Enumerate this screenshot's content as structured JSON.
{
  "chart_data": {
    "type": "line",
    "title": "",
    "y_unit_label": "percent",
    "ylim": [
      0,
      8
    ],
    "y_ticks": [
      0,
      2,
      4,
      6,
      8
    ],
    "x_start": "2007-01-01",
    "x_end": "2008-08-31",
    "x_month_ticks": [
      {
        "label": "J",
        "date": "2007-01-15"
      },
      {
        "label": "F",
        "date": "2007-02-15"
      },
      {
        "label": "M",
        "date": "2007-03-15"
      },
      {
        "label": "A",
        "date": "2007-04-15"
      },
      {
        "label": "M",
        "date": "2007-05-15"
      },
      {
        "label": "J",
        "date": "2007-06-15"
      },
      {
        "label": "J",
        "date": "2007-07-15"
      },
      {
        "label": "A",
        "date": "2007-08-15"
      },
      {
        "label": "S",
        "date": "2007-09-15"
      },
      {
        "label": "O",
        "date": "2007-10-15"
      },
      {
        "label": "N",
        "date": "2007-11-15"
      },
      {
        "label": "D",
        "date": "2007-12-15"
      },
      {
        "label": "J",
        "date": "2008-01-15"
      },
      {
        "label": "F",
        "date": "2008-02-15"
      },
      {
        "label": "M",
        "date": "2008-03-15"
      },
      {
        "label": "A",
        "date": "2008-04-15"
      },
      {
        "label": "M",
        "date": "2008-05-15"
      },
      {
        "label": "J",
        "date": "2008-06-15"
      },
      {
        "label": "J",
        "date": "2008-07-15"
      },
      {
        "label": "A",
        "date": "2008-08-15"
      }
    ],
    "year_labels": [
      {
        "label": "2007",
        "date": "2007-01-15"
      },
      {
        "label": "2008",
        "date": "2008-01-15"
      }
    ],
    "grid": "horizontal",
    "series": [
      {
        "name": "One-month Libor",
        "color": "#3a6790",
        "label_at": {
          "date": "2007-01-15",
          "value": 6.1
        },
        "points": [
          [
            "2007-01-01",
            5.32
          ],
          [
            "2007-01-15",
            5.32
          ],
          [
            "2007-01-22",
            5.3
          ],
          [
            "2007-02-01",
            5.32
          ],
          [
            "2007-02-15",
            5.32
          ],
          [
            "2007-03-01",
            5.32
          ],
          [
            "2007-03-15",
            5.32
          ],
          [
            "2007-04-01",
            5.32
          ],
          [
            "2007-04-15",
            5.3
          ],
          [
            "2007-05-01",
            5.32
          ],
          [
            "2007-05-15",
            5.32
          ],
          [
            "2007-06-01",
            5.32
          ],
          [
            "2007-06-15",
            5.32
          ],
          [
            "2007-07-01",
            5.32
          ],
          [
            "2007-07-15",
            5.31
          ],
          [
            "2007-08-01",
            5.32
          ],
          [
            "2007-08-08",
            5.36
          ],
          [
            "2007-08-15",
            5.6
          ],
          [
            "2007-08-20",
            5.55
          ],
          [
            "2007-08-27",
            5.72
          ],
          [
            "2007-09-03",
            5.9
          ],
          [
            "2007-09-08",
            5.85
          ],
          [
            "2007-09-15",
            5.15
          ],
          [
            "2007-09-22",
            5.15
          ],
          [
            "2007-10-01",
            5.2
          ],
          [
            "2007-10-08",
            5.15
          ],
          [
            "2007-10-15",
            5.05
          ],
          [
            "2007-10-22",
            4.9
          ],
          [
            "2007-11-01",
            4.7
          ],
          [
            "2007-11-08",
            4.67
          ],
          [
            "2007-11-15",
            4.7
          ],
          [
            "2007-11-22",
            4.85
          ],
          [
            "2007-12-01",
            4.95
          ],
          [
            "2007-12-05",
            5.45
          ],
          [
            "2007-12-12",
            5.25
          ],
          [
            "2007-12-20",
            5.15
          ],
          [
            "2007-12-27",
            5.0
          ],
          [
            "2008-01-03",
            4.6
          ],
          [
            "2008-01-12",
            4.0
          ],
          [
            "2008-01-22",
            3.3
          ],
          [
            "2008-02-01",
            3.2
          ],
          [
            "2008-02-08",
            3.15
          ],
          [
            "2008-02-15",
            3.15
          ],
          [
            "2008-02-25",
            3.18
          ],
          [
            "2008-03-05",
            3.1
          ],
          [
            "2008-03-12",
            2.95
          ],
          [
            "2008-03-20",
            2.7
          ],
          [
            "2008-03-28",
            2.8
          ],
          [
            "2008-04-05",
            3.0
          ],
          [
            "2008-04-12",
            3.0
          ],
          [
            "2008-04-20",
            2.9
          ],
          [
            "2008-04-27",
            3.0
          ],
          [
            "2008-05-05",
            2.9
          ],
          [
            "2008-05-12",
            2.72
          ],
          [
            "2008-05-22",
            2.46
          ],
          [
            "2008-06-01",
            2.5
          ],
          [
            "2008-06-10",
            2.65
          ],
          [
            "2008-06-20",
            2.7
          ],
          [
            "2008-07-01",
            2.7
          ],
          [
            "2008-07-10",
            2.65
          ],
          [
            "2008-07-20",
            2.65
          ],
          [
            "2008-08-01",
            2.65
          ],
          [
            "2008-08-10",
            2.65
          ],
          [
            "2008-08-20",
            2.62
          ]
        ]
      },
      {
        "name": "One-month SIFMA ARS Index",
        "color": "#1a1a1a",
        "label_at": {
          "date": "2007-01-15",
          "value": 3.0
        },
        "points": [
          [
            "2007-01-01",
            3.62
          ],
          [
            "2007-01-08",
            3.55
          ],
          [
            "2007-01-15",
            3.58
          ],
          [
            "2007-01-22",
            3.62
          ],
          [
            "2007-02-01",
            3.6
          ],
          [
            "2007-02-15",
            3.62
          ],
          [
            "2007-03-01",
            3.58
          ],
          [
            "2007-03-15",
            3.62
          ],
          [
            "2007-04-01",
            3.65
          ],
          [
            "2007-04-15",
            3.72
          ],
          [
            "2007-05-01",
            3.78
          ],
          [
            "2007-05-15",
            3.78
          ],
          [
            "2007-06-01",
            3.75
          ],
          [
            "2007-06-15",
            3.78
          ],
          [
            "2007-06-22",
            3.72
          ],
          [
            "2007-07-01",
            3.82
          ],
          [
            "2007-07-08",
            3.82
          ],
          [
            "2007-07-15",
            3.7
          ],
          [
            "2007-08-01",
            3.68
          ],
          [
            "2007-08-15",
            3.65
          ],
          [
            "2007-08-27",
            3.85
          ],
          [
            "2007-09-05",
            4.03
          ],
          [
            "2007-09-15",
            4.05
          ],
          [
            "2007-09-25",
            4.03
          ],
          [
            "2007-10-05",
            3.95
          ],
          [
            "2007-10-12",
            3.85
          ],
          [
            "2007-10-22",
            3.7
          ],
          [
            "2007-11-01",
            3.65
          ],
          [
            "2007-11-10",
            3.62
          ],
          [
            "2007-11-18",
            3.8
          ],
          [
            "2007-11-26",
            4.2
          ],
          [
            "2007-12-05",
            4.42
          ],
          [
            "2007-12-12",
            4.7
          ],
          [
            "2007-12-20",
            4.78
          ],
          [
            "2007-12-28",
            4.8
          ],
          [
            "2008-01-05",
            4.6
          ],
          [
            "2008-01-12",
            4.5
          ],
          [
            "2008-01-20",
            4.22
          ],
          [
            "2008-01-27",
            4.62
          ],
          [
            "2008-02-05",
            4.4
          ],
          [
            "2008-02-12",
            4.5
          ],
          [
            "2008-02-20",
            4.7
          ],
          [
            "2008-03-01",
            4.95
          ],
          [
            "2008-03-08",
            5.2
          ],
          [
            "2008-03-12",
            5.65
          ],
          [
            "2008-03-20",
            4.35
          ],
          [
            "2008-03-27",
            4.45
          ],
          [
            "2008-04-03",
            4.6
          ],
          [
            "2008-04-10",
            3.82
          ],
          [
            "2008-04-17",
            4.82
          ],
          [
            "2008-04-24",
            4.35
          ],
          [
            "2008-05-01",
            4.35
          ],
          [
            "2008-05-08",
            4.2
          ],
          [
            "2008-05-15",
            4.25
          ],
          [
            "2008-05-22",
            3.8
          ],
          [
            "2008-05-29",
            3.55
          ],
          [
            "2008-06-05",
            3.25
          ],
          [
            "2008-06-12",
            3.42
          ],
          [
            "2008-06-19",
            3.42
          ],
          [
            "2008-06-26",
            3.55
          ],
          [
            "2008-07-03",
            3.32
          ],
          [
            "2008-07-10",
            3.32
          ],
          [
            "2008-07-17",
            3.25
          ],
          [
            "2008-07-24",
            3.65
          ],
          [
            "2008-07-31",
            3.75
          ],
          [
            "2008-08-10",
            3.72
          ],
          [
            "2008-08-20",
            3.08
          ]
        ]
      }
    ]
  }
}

▸ Objective
Tally up how many lines in the preceding listing contain the word "name". Give nothing but the number.

▸ Output of the exercise
2